# THE TASK
Extract all lines containing "high".

○ ○ ○ ○

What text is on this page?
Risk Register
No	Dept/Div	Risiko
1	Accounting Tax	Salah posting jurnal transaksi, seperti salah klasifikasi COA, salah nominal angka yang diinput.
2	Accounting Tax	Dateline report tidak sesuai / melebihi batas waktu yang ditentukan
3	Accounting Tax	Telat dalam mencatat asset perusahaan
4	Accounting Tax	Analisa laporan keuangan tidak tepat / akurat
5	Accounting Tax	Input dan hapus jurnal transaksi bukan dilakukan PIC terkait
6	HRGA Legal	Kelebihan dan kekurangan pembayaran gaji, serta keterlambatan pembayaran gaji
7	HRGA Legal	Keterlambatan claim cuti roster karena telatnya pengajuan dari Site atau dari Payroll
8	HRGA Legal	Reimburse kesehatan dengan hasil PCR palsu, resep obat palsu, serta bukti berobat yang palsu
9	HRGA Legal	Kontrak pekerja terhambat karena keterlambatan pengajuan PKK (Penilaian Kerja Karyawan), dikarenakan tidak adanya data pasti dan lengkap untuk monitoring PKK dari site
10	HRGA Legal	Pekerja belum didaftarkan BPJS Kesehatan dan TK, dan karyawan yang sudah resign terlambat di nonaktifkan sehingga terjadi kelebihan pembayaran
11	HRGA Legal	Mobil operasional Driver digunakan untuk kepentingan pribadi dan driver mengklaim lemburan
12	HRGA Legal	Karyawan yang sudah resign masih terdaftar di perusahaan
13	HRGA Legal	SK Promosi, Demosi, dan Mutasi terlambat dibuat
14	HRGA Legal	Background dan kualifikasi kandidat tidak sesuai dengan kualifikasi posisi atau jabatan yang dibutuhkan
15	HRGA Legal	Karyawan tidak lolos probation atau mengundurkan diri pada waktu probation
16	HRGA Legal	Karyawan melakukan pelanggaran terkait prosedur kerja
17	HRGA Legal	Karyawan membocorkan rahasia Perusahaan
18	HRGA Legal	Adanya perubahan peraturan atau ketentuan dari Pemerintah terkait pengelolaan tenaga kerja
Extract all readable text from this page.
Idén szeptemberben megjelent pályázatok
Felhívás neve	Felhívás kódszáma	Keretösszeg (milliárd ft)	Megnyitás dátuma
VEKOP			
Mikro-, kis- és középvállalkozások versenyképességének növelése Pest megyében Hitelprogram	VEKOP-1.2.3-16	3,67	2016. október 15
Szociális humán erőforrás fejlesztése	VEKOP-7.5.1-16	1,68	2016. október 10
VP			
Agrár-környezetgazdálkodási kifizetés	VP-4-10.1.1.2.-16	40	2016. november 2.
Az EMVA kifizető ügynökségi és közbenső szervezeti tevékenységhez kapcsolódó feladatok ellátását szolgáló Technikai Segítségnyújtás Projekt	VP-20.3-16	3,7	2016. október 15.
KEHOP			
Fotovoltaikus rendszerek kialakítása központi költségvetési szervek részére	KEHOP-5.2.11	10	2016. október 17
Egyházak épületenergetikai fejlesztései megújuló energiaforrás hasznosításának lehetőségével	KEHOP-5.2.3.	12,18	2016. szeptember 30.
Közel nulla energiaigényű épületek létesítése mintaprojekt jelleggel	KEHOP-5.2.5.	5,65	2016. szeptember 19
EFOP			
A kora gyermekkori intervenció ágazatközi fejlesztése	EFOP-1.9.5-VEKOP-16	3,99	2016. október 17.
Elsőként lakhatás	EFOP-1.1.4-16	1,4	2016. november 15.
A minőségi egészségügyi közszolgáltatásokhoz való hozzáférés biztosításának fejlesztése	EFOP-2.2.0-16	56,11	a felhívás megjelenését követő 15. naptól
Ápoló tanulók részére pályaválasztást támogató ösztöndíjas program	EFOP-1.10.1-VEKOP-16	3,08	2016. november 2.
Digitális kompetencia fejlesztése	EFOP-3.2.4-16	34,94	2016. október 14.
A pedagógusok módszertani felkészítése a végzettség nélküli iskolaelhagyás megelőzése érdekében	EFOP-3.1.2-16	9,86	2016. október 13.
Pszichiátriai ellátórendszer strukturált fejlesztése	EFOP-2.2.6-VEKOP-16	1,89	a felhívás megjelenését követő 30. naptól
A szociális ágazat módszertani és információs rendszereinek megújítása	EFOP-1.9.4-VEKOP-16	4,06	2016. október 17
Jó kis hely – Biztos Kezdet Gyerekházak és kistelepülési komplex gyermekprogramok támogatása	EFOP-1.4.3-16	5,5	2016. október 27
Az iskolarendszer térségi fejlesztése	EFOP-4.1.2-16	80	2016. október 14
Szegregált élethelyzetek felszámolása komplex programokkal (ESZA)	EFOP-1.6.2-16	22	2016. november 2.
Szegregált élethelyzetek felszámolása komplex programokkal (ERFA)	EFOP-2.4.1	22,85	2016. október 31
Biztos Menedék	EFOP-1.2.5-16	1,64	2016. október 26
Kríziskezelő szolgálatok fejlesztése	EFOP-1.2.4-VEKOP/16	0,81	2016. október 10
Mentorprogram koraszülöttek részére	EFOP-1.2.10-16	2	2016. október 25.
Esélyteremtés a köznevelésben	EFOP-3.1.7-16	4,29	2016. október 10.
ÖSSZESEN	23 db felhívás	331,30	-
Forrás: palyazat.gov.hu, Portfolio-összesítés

○ ○ ○ ○

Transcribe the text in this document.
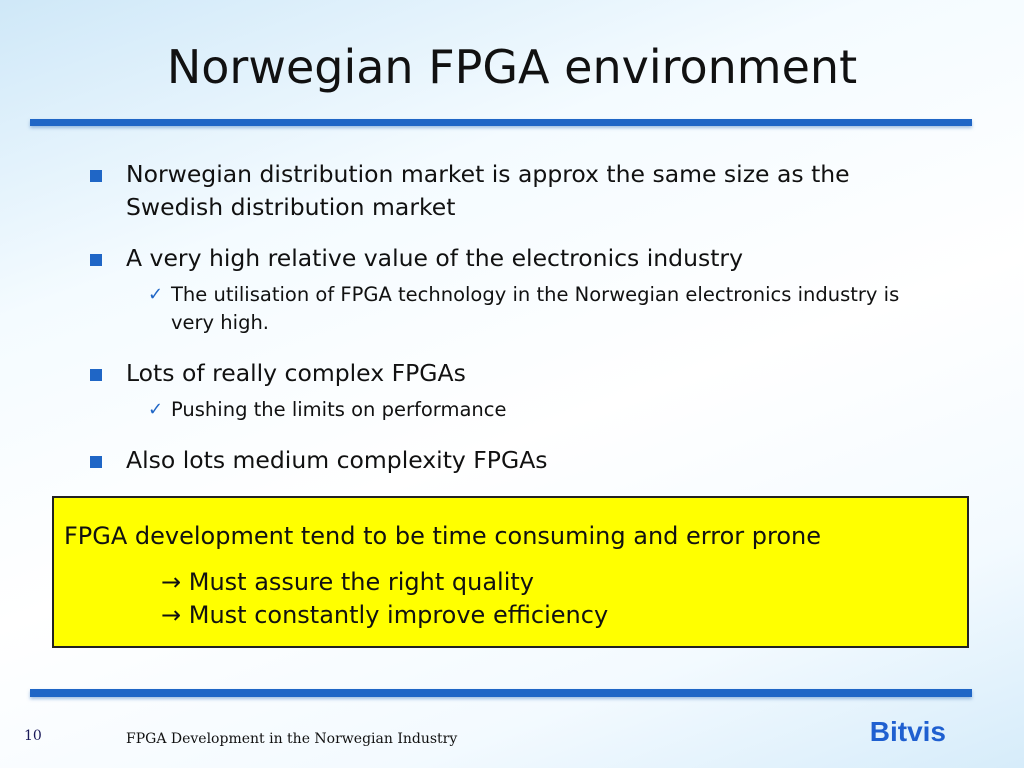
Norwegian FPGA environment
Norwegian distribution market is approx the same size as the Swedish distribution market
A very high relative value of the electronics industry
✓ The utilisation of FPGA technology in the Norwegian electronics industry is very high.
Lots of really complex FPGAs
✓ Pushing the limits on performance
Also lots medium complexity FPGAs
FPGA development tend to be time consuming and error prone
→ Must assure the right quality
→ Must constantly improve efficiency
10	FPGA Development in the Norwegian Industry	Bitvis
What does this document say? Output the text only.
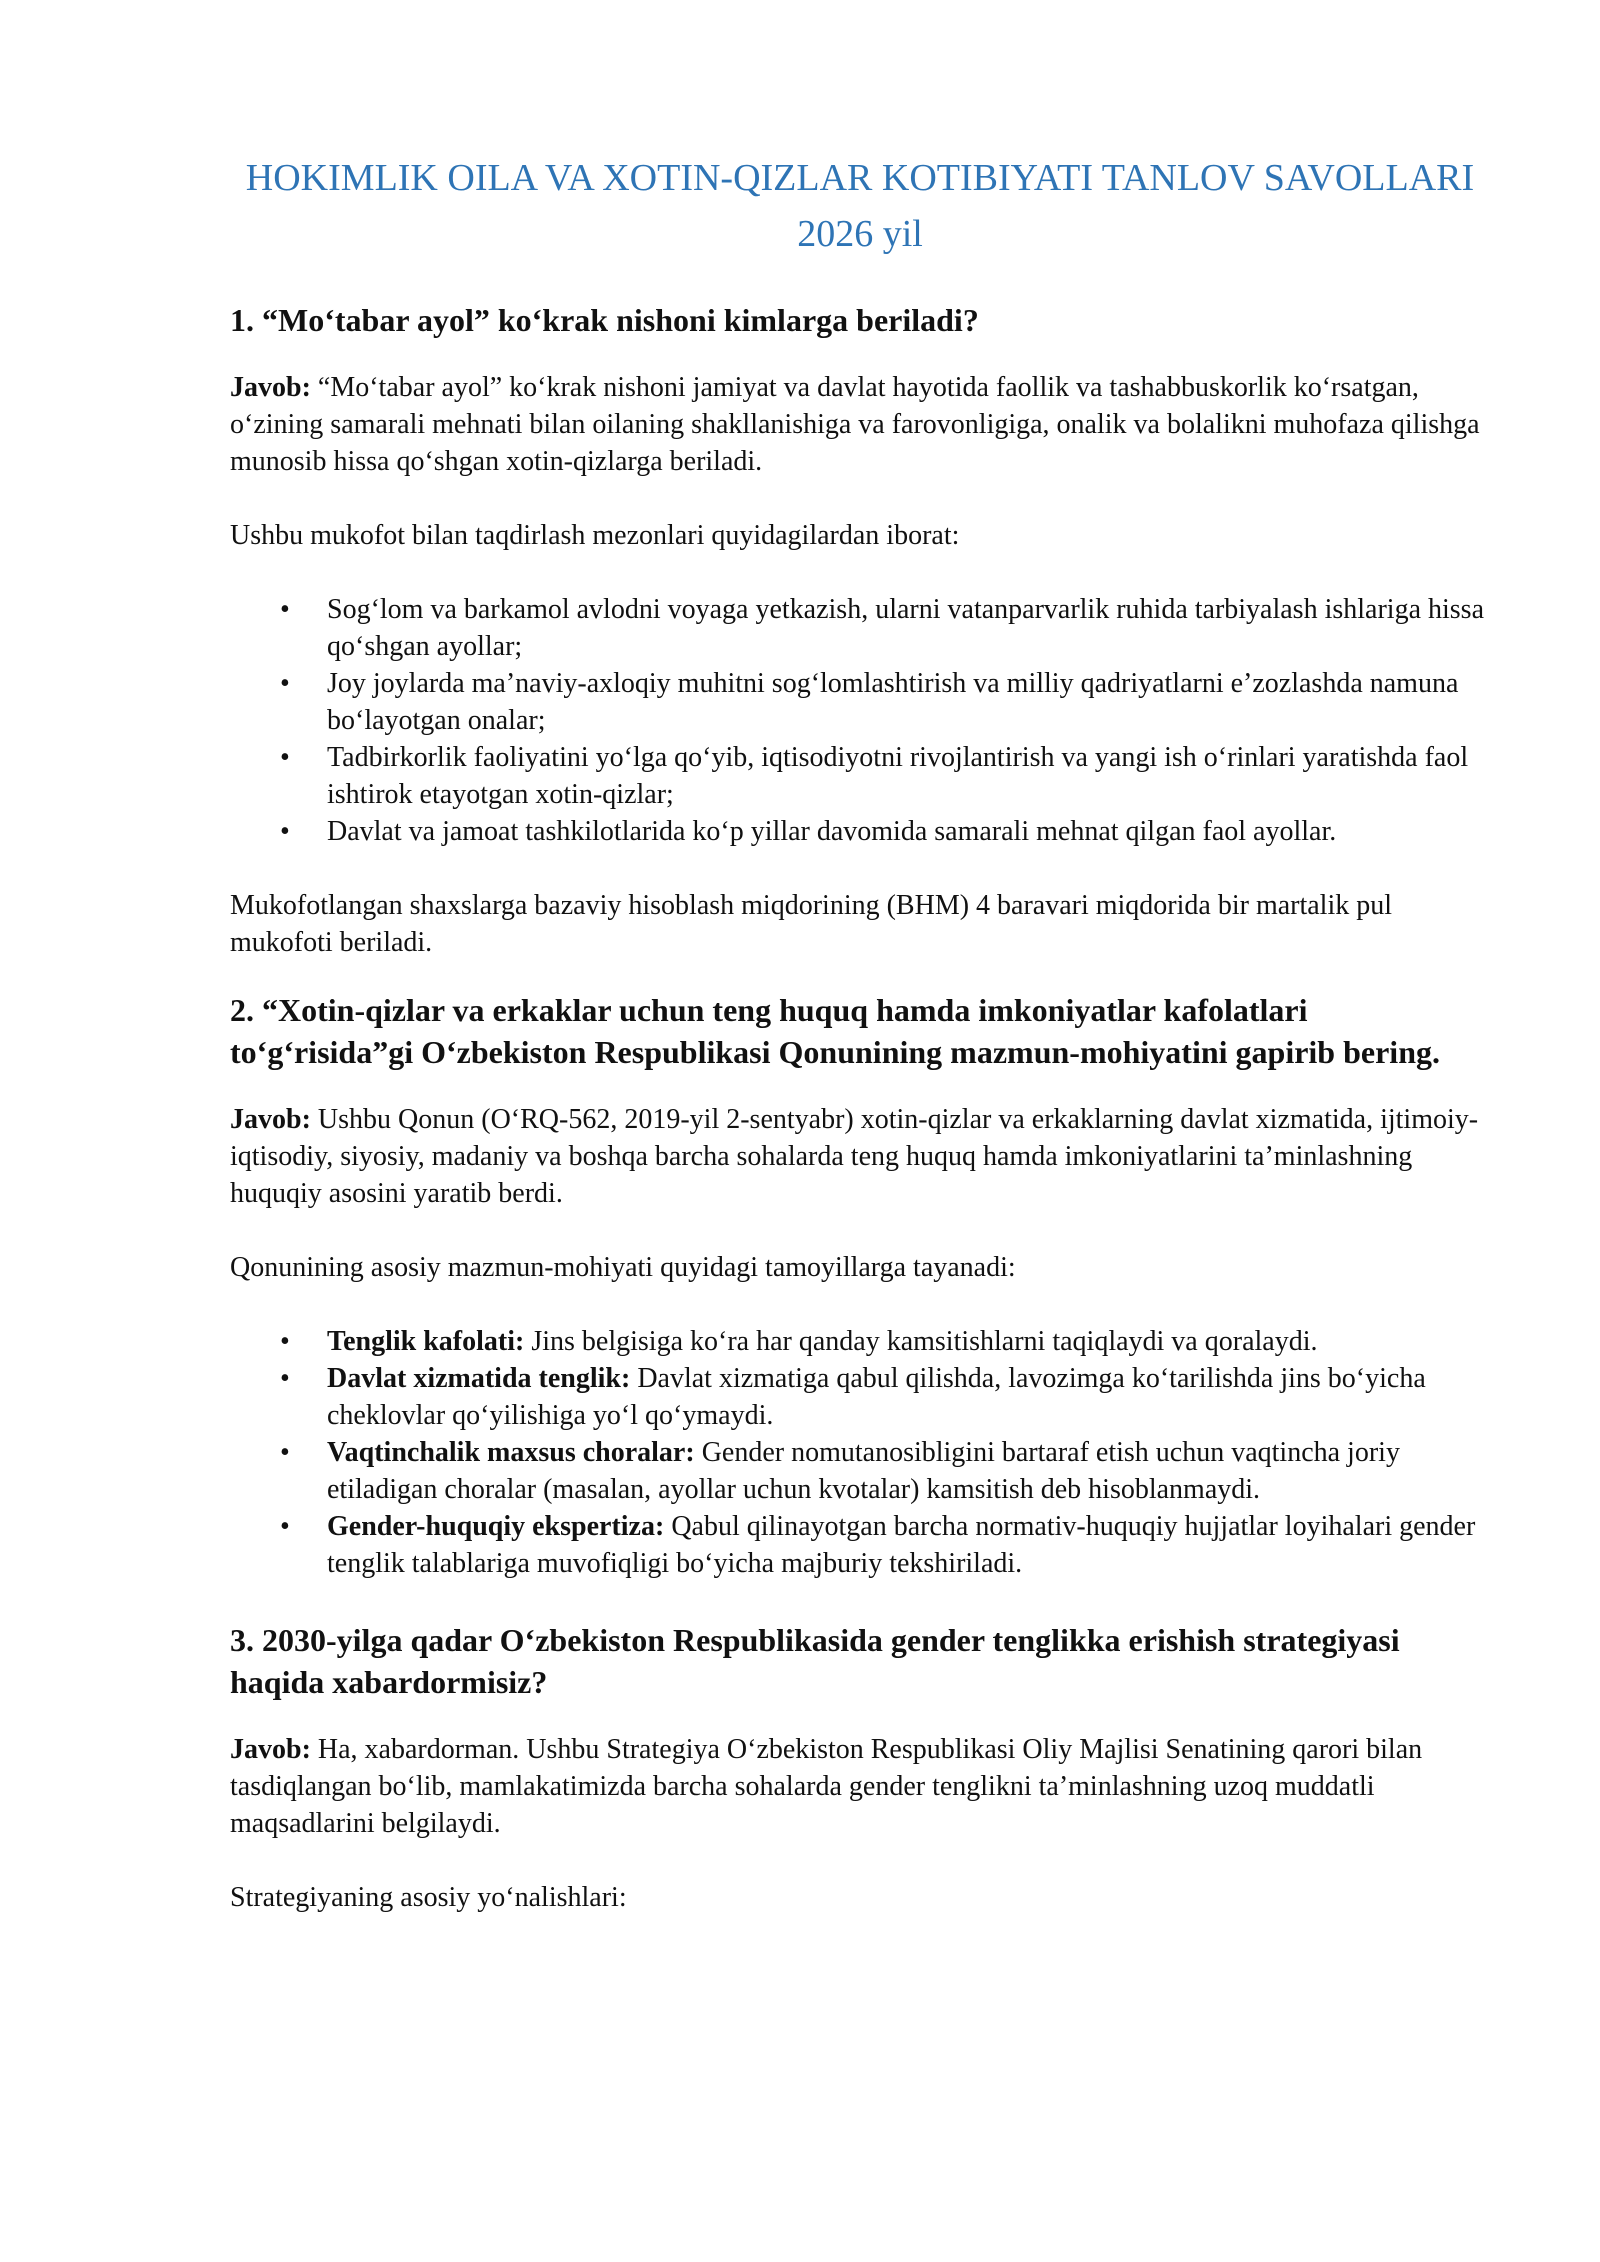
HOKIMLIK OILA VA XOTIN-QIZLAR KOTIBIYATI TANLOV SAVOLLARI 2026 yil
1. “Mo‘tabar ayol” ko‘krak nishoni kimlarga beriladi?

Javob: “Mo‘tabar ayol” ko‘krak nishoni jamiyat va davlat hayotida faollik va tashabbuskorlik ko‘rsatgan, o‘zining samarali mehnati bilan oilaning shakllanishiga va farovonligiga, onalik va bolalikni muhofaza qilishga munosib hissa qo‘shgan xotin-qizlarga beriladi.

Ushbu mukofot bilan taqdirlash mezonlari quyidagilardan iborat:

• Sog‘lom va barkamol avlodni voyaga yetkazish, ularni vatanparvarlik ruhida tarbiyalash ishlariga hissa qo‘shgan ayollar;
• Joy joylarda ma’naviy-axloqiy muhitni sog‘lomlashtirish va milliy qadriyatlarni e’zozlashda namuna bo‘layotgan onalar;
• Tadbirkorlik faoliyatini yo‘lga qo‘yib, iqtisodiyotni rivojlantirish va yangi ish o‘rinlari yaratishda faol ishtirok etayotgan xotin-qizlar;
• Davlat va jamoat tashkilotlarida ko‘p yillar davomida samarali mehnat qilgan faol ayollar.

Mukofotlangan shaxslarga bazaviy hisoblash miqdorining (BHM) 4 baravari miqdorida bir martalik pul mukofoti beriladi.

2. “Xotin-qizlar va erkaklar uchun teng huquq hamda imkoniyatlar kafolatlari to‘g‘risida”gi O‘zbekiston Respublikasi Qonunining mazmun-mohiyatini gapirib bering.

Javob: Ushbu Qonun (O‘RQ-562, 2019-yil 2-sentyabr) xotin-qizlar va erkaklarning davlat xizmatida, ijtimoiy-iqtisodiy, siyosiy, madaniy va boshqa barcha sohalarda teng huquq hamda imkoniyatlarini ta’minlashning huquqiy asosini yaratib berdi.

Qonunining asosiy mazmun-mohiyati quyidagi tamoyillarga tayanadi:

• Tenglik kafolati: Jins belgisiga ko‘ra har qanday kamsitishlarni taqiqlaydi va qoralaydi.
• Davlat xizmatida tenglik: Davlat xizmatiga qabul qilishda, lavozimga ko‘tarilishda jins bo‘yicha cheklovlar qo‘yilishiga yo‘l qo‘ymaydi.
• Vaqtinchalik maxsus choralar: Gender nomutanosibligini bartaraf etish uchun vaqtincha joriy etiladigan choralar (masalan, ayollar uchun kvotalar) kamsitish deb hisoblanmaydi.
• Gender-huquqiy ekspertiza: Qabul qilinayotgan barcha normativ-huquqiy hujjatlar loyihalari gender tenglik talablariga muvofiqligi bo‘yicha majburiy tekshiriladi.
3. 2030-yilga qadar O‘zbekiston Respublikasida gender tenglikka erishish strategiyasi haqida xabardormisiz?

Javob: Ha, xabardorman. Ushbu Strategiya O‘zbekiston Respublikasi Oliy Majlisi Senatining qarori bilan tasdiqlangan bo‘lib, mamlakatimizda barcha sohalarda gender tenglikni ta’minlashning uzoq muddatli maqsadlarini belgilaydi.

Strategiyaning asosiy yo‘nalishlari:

○ ○ ○ ○

# OUTPUT
A very high relative value of the electronics industry
✓ The utilisation of FPGA technology in the Norwegian electronics industry is very high.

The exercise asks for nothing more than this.